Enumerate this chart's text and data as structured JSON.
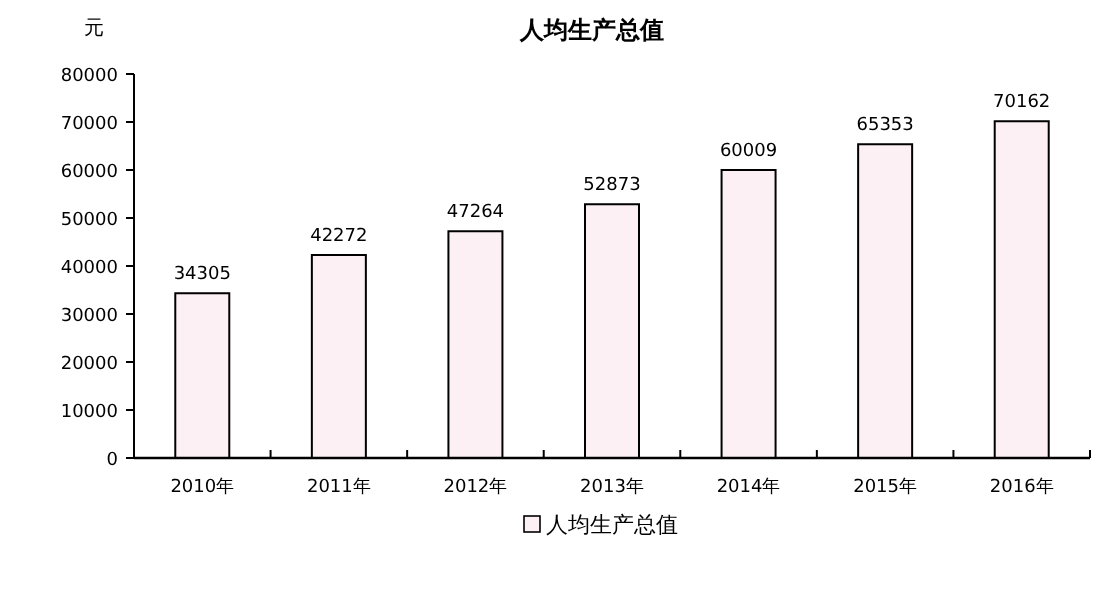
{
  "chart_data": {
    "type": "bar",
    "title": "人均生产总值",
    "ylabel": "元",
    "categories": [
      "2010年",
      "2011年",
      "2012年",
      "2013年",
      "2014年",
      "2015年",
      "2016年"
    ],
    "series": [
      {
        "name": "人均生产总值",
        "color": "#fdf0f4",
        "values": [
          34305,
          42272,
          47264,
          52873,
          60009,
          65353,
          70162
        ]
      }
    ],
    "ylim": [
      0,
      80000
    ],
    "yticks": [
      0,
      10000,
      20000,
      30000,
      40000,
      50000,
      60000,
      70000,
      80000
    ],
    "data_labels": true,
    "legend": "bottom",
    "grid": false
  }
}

» **PROBLEM STATEMENT**
Without the pictures, print the records in full, exactly as they appear.

» **ANSWER FOR THIS EXERCISE**
Enumerate this chart's text and data as structured JSON.
{
  "chart_data": {
    "type": "bar",
    "title": "人均生产总值",
    "ylabel": "元",
    "categories": [
      "2010年",
      "2011年",
      "2012年",
      "2013年",
      "2014年",
      "2015年",
      "2016年"
    ],
    "series": [
      {
        "name": "人均生产总值",
        "color": "#fdf0f4",
        "values": [
          34305,
          42272,
          47264,
          52873,
          60009,
          65353,
          70162
        ]
      }
    ],
    "ylim": [
      0,
      80000
    ],
    "yticks": [
      0,
      10000,
      20000,
      30000,
      40000,
      50000,
      60000,
      70000,
      80000
    ],
    "data_labels": true,
    "legend": "bottom",
    "grid": false
  }
}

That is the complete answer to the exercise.